• **Instruction**
In the entries below, count every line containing "java". Return the number and nothing else.

• **Record set**
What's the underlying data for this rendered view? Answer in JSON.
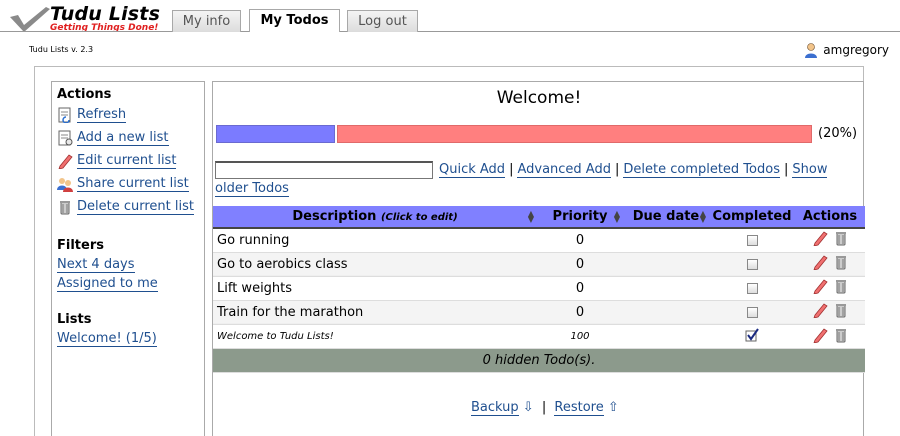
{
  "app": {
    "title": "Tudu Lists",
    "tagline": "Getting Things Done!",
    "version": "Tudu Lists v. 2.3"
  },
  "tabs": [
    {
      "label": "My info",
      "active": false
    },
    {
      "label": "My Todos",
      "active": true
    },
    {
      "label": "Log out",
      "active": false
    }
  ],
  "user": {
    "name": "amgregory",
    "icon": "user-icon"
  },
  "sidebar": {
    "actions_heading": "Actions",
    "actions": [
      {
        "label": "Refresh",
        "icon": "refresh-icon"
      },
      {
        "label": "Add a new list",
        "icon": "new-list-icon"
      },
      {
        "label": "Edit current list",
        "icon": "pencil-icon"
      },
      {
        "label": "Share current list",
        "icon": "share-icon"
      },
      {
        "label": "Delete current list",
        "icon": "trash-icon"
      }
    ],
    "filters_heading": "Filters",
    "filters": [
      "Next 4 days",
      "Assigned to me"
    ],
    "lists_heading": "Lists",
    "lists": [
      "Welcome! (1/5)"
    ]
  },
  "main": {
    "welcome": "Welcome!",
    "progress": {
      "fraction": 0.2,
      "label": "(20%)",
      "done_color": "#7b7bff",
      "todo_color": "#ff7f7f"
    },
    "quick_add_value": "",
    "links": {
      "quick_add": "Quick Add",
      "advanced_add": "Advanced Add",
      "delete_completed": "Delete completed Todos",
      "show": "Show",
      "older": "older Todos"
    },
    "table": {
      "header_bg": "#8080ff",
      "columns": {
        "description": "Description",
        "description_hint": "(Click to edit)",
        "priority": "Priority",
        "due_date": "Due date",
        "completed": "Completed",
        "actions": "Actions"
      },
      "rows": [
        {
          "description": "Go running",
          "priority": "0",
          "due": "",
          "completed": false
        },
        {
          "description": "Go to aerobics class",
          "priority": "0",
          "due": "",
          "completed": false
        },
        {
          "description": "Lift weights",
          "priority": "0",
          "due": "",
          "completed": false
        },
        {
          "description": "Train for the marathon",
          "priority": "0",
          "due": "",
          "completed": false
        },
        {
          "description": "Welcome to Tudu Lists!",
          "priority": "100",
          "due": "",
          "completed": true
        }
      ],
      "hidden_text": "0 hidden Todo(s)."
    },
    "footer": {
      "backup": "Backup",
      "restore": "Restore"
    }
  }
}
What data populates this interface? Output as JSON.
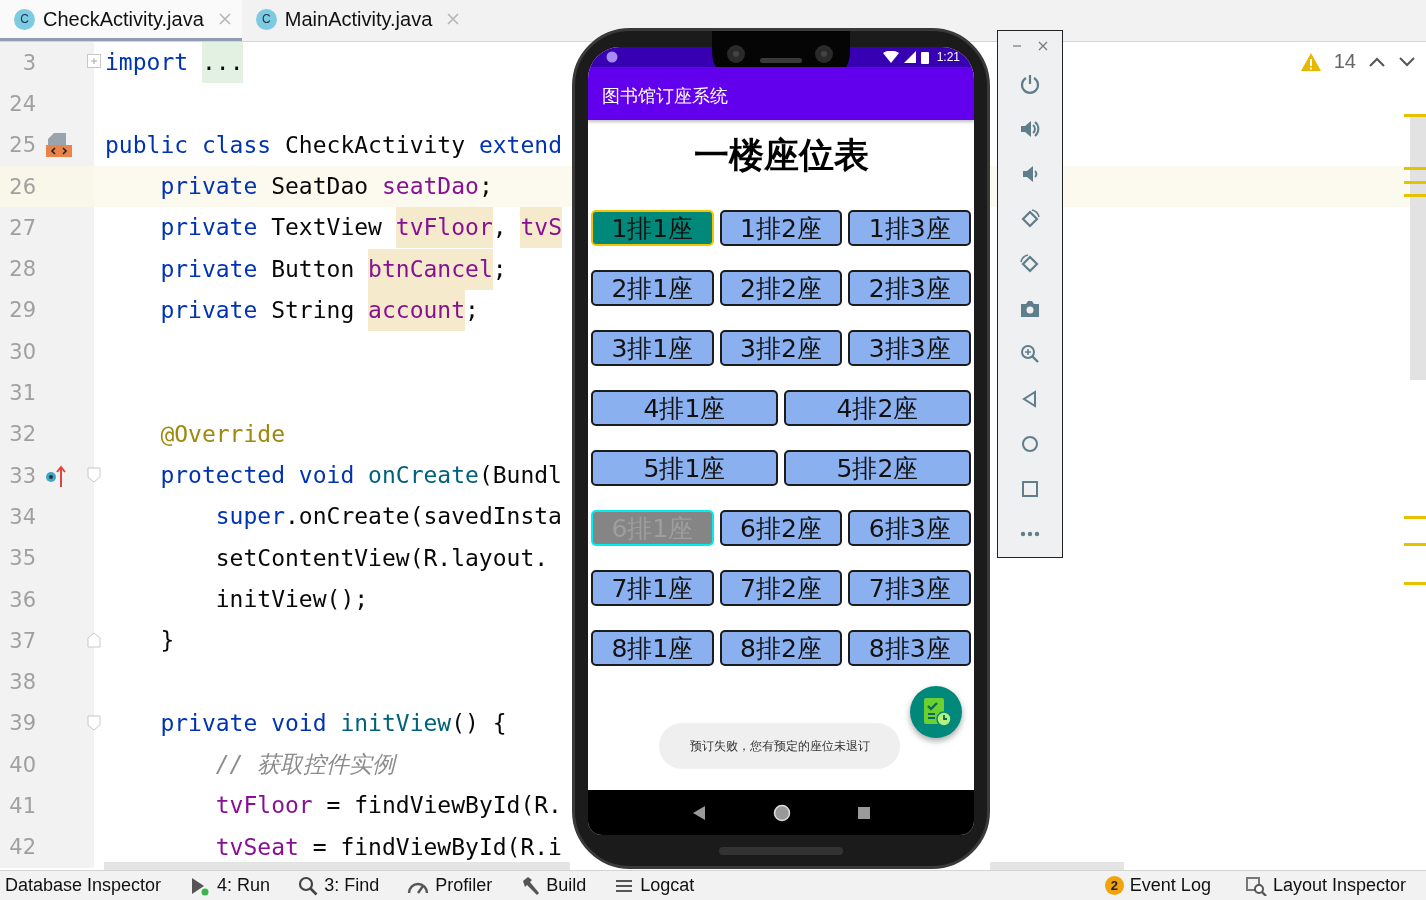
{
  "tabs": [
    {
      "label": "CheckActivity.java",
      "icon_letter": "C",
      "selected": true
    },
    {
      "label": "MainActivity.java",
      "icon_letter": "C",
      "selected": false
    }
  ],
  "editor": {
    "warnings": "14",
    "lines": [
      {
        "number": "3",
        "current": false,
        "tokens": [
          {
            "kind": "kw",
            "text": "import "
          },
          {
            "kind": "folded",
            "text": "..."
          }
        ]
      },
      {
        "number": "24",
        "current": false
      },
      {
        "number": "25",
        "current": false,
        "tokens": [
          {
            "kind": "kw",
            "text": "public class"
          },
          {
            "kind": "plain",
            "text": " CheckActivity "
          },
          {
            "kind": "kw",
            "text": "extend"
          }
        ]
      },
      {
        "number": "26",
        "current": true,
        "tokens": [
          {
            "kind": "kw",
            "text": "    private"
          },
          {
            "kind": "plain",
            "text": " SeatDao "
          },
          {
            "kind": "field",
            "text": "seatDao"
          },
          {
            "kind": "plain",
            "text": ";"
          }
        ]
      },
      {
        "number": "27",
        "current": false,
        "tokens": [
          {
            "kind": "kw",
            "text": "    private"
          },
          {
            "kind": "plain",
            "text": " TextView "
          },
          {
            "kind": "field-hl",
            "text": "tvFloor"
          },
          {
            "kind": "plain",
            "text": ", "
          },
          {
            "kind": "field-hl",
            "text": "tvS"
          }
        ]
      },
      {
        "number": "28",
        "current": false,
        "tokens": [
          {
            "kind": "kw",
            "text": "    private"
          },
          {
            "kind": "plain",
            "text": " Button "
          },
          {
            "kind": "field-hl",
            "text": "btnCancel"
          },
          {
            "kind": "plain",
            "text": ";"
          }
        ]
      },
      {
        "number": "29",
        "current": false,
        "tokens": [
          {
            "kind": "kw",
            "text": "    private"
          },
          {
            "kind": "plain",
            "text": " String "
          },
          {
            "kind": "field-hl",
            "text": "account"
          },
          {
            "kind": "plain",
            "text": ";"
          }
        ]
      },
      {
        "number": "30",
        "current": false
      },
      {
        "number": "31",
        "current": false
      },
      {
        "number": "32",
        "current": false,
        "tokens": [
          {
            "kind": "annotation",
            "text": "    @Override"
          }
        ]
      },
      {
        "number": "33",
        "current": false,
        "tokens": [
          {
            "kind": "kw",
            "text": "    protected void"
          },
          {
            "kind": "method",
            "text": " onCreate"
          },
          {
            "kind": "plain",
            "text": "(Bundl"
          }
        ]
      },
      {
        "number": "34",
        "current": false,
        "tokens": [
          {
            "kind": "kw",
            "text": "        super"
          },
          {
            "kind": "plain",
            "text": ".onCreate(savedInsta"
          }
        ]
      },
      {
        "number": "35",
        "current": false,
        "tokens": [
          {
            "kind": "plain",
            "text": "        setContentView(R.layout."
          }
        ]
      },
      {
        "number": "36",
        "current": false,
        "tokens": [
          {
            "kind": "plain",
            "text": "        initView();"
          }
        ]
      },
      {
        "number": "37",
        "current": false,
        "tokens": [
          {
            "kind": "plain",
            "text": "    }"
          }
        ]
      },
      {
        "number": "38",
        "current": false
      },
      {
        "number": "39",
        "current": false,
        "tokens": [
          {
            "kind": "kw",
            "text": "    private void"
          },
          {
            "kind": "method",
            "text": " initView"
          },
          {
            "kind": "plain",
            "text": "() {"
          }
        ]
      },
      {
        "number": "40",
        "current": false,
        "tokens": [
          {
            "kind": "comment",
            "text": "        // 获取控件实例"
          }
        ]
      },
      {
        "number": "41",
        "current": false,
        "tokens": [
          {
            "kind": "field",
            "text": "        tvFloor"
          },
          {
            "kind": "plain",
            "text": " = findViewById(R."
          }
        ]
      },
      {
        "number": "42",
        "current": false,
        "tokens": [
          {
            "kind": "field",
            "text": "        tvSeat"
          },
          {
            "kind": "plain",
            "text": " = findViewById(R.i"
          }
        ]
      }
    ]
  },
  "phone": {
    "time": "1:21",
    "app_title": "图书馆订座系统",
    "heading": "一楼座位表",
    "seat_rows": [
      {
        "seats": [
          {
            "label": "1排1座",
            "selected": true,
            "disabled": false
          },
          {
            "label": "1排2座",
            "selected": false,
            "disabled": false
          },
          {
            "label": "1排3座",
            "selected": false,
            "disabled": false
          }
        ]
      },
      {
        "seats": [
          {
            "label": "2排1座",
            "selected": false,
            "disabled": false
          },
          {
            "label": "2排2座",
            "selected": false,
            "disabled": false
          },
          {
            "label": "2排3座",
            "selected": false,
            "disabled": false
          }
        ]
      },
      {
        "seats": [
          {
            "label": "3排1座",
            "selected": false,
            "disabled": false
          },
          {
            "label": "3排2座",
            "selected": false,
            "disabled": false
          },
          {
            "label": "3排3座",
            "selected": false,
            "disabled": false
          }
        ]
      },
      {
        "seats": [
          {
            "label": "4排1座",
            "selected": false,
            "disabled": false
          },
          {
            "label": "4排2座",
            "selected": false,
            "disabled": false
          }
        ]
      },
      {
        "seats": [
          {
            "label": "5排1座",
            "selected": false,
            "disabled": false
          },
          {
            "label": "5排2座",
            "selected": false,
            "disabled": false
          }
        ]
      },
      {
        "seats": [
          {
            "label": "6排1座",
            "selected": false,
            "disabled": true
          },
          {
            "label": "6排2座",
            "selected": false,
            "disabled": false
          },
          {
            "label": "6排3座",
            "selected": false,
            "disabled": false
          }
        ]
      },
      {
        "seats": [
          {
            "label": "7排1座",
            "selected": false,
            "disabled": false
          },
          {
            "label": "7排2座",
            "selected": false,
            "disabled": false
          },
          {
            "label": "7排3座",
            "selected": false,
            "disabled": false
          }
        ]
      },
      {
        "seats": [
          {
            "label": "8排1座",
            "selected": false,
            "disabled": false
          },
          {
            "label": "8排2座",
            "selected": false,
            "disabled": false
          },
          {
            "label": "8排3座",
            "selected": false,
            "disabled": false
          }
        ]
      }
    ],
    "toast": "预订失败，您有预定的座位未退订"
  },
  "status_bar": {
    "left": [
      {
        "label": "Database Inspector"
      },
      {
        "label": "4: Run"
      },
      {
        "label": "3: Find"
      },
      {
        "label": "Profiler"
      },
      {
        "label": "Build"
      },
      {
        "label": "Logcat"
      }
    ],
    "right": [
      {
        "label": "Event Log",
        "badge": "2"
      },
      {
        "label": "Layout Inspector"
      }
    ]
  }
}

• **Answer to this problem**
2